─── Data to use

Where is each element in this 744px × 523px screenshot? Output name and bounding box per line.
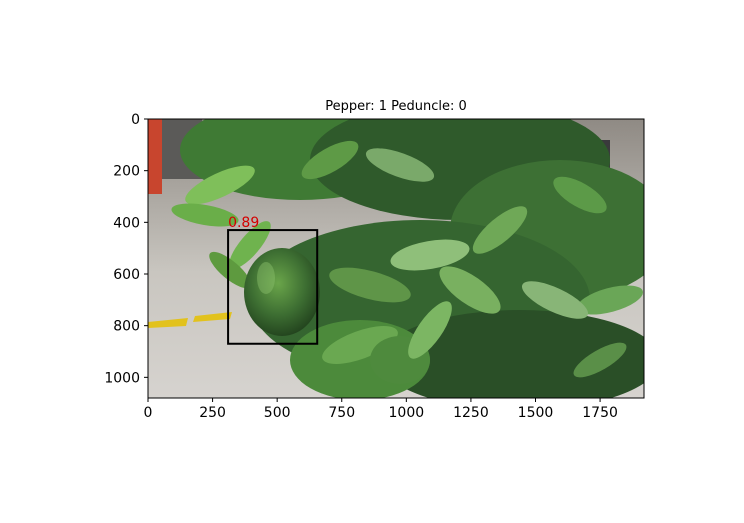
x-tick-label: 1000 — [389, 405, 425, 421]
x-tick-label: 0 — [144, 405, 153, 421]
y-tick-label: 800 — [113, 319, 140, 335]
x-tick-label: 1500 — [518, 405, 554, 421]
detections-layer: 0.89 — [227, 215, 319, 345]
plot-title: Pepper: 1 Peduncle: 0 — [325, 99, 467, 114]
x-axis: 0 250 500 750 1000 1250 1500 1750 — [144, 398, 618, 421]
x-tick-label: 500 — [264, 405, 291, 421]
y-tick-label: 1000 — [104, 370, 140, 386]
x-tick-label: 250 — [199, 405, 226, 421]
y-tick-label: 400 — [113, 215, 140, 231]
y-tick-label: 0 — [131, 112, 140, 128]
detection-score: 0.89 — [228, 215, 259, 231]
y-tick-label: 200 — [113, 164, 140, 180]
x-tick-label: 1750 — [582, 405, 618, 421]
photo-image — [148, 119, 644, 398]
y-axis: 0 200 400 600 800 1000 — [104, 112, 148, 386]
axes-frame — [147, 118, 645, 399]
detection-box — [227, 229, 319, 345]
pepper-fruit — [244, 248, 320, 336]
x-tick-label: 1250 — [453, 405, 489, 421]
x-tick-label: 750 — [328, 405, 355, 421]
y-tick-label: 600 — [113, 267, 140, 283]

──────

List every line in the entries above that contains the string "axis". Case counts.

x-axis: 0 250 500 750 1000 1250 1500 1750 — [144, 398, 618, 421]
y-axis: 0 200 400 600 800 1000 — [104, 112, 148, 386]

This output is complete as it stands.